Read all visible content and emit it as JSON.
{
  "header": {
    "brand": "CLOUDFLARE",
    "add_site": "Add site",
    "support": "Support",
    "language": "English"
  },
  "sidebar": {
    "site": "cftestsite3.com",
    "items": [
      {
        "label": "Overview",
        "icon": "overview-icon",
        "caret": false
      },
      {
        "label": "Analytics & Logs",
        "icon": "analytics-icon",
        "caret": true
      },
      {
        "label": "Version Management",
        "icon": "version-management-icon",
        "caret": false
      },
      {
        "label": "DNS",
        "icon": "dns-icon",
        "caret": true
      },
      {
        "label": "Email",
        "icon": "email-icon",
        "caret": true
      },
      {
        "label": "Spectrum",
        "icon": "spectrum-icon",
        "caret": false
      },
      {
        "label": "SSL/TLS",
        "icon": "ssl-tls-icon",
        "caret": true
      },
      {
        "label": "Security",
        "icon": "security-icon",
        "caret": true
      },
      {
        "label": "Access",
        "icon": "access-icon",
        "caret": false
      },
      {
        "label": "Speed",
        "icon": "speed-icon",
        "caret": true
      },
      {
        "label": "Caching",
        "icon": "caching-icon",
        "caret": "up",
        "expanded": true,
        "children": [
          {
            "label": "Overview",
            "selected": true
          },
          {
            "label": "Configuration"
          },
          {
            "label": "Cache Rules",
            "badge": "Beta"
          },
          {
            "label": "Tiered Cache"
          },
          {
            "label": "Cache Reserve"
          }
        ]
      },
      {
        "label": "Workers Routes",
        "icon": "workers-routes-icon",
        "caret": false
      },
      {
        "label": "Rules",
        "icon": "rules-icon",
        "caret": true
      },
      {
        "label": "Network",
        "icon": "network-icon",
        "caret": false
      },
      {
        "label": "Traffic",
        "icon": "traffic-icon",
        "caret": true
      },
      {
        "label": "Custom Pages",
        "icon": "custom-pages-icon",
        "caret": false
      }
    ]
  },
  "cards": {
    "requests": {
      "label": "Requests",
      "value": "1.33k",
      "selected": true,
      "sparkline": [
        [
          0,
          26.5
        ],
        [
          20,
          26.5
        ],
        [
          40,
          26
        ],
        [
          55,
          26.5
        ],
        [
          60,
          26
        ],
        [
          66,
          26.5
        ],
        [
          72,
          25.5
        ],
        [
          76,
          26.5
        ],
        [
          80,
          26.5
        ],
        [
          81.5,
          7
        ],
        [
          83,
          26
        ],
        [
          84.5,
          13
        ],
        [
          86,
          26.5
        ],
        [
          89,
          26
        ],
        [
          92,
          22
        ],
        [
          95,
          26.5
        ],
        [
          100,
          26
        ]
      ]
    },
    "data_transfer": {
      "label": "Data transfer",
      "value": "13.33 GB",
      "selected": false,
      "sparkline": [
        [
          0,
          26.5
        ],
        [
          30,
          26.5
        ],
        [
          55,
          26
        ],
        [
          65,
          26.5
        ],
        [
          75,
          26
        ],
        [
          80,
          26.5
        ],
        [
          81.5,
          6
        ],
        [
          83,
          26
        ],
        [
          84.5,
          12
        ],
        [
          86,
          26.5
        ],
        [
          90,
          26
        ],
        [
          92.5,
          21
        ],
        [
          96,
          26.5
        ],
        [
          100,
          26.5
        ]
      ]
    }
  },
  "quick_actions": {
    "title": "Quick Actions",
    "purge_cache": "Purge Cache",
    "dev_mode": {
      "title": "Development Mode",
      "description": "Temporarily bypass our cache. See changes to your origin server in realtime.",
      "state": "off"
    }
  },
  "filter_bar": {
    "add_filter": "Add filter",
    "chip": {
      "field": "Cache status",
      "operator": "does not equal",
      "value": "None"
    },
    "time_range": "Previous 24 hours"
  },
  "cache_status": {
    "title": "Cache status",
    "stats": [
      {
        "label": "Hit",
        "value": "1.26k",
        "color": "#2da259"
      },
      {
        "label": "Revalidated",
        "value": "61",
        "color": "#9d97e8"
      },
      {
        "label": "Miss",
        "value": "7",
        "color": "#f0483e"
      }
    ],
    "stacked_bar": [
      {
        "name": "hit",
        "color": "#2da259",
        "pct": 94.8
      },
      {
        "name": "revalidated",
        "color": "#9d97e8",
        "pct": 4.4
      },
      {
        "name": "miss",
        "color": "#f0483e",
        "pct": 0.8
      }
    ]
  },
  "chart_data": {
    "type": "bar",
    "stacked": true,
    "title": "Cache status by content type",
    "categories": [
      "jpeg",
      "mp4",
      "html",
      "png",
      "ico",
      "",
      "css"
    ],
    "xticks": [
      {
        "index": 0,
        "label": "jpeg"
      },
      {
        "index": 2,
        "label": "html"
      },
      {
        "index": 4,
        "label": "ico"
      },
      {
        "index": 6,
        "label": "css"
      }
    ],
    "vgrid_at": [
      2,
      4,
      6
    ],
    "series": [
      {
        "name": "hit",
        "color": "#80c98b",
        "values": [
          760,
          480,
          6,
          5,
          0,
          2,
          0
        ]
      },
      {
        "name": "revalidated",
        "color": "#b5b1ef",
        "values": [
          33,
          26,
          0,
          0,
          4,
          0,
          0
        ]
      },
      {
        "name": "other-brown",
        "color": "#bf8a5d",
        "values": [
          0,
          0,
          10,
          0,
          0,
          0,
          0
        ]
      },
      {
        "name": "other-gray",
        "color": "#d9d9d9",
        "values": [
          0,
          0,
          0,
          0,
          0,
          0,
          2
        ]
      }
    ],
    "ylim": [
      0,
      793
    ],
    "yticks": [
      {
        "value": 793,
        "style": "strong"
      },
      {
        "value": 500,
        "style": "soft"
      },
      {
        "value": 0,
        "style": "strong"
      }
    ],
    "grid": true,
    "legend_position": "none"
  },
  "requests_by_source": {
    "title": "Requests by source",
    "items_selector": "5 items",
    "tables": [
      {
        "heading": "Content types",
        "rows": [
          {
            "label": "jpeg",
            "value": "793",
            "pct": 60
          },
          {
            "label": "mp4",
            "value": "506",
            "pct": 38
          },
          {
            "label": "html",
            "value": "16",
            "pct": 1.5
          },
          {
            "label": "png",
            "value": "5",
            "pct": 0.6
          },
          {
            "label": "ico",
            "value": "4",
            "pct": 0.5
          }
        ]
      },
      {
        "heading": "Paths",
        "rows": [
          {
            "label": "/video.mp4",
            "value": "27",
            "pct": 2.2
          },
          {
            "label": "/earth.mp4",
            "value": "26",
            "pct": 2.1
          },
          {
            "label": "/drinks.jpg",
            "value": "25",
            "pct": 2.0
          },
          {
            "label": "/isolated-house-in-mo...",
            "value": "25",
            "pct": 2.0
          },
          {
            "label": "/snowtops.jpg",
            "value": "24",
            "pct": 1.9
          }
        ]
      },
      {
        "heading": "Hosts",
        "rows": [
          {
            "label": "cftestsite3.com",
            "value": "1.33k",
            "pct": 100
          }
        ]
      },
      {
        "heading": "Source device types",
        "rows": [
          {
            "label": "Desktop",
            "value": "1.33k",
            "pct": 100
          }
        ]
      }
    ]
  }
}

══════════

All of the data shown above must be copied exactly.

Task response:
Read all visible content and emit it as JSON.
{
  "header": {
    "brand": "CLOUDFLARE",
    "add_site": "Add site",
    "support": "Support",
    "language": "English"
  },
  "sidebar": {
    "site": "cftestsite3.com",
    "items": [
      {
        "label": "Overview",
        "icon": "overview-icon",
        "caret": false
      },
      {
        "label": "Analytics & Logs",
        "icon": "analytics-icon",
        "caret": true
      },
      {
        "label": "Version Management",
        "icon": "version-management-icon",
        "caret": false
      },
      {
        "label": "DNS",
        "icon": "dns-icon",
        "caret": true
      },
      {
        "label": "Email",
        "icon": "email-icon",
        "caret": true
      },
      {
        "label": "Spectrum",
        "icon": "spectrum-icon",
        "caret": false
      },
      {
        "label": "SSL/TLS",
        "icon": "ssl-tls-icon",
        "caret": true
      },
      {
        "label": "Security",
        "icon": "security-icon",
        "caret": true
      },
      {
        "label": "Access",
        "icon": "access-icon",
        "caret": false
      },
      {
        "label": "Speed",
        "icon": "speed-icon",
        "caret": true
      },
      {
        "label": "Caching",
        "icon": "caching-icon",
        "caret": "up",
        "expanded": true,
        "children": [
          {
            "label": "Overview",
            "selected": true
          },
          {
            "label": "Configuration"
          },
          {
            "label": "Cache Rules",
            "badge": "Beta"
          },
          {
            "label": "Tiered Cache"
          },
          {
            "label": "Cache Reserve"
          }
        ]
      },
      {
        "label": "Workers Routes",
        "icon": "workers-routes-icon",
        "caret": false
      },
      {
        "label": "Rules",
        "icon": "rules-icon",
        "caret": true
      },
      {
        "label": "Network",
        "icon": "network-icon",
        "caret": false
      },
      {
        "label": "Traffic",
        "icon": "traffic-icon",
        "caret": true
      },
      {
        "label": "Custom Pages",
        "icon": "custom-pages-icon",
        "caret": false
      }
    ]
  },
  "cards": {
    "requests": {
      "label": "Requests",
      "value": "1.33k",
      "selected": true,
      "sparkline": [
        [
          0,
          26.5
        ],
        [
          20,
          26.5
        ],
        [
          40,
          26
        ],
        [
          55,
          26.5
        ],
        [
          60,
          26
        ],
        [
          66,
          26.5
        ],
        [
          72,
          25.5
        ],
        [
          76,
          26.5
        ],
        [
          80,
          26.5
        ],
        [
          81.5,
          7
        ],
        [
          83,
          26
        ],
        [
          84.5,
          13
        ],
        [
          86,
          26.5
        ],
        [
          89,
          26
        ],
        [
          92,
          22
        ],
        [
          95,
          26.5
        ],
        [
          100,
          26
        ]
      ]
    },
    "data_transfer": {
      "label": "Data transfer",
      "value": "13.33 GB",
      "selected": false,
      "sparkline": [
        [
          0,
          26.5
        ],
        [
          30,
          26.5
        ],
        [
          55,
          26
        ],
        [
          65,
          26.5
        ],
        [
          75,
          26
        ],
        [
          80,
          26.5
        ],
        [
          81.5,
          6
        ],
        [
          83,
          26
        ],
        [
          84.5,
          12
        ],
        [
          86,
          26.5
        ],
        [
          90,
          26
        ],
        [
          92.5,
          21
        ],
        [
          96,
          26.5
        ],
        [
          100,
          26.5
        ]
      ]
    }
  },
  "quick_actions": {
    "title": "Quick Actions",
    "purge_cache": "Purge Cache",
    "dev_mode": {
      "title": "Development Mode",
      "description": "Temporarily bypass our cache. See changes to your origin server in realtime.",
      "state": "off"
    }
  },
  "filter_bar": {
    "add_filter": "Add filter",
    "chip": {
      "field": "Cache status",
      "operator": "does not equal",
      "value": "None"
    },
    "time_range": "Previous 24 hours"
  },
  "cache_status": {
    "title": "Cache status",
    "stats": [
      {
        "label": "Hit",
        "value": "1.26k",
        "color": "#2da259"
      },
      {
        "label": "Revalidated",
        "value": "61",
        "color": "#9d97e8"
      },
      {
        "label": "Miss",
        "value": "7",
        "color": "#f0483e"
      }
    ],
    "stacked_bar": [
      {
        "name": "hit",
        "color": "#2da259",
        "pct": 94.8
      },
      {
        "name": "revalidated",
        "color": "#9d97e8",
        "pct": 4.4
      },
      {
        "name": "miss",
        "color": "#f0483e",
        "pct": 0.8
      }
    ]
  },
  "chart_data": {
    "type": "bar",
    "stacked": true,
    "title": "Cache status by content type",
    "categories": [
      "jpeg",
      "mp4",
      "html",
      "png",
      "ico",
      "",
      "css"
    ],
    "xticks": [
      {
        "index": 0,
        "label": "jpeg"
      },
      {
        "index": 2,
        "label": "html"
      },
      {
        "index": 4,
        "label": "ico"
      },
      {
        "index": 6,
        "label": "css"
      }
    ],
    "vgrid_at": [
      2,
      4,
      6
    ],
    "series": [
      {
        "name": "hit",
        "color": "#80c98b",
        "values": [
          760,
          480,
          6,
          5,
          0,
          2,
          0
        ]
      },
      {
        "name": "revalidated",
        "color": "#b5b1ef",
        "values": [
          33,
          26,
          0,
          0,
          4,
          0,
          0
        ]
      },
      {
        "name": "other-brown",
        "color": "#bf8a5d",
        "values": [
          0,
          0,
          10,
          0,
          0,
          0,
          0
        ]
      },
      {
        "name": "other-gray",
        "color": "#d9d9d9",
        "values": [
          0,
          0,
          0,
          0,
          0,
          0,
          2
        ]
      }
    ],
    "ylim": [
      0,
      793
    ],
    "yticks": [
      {
        "value": 793,
        "style": "strong"
      },
      {
        "value": 500,
        "style": "soft"
      },
      {
        "value": 0,
        "style": "strong"
      }
    ],
    "grid": true,
    "legend_position": "none"
  },
  "requests_by_source": {
    "title": "Requests by source",
    "items_selector": "5 items",
    "tables": [
      {
        "heading": "Content types",
        "rows": [
          {
            "label": "jpeg",
            "value": "793",
            "pct": 60
          },
          {
            "label": "mp4",
            "value": "506",
            "pct": 38
          },
          {
            "label": "html",
            "value": "16",
            "pct": 1.5
          },
          {
            "label": "png",
            "value": "5",
            "pct": 0.6
          },
          {
            "label": "ico",
            "value": "4",
            "pct": 0.5
          }
        ]
      },
      {
        "heading": "Paths",
        "rows": [
          {
            "label": "/video.mp4",
            "value": "27",
            "pct": 2.2
          },
          {
            "label": "/earth.mp4",
            "value": "26",
            "pct": 2.1
          },
          {
            "label": "/drinks.jpg",
            "value": "25",
            "pct": 2.0
          },
          {
            "label": "/isolated-house-in-mo...",
            "value": "25",
            "pct": 2.0
          },
          {
            "label": "/snowtops.jpg",
            "value": "24",
            "pct": 1.9
          }
        ]
      },
      {
        "heading": "Hosts",
        "rows": [
          {
            "label": "cftestsite3.com",
            "value": "1.33k",
            "pct": 100
          }
        ]
      },
      {
        "heading": "Source device types",
        "rows": [
          {
            "label": "Desktop",
            "value": "1.33k",
            "pct": 100
          }
        ]
      }
    ]
  }
}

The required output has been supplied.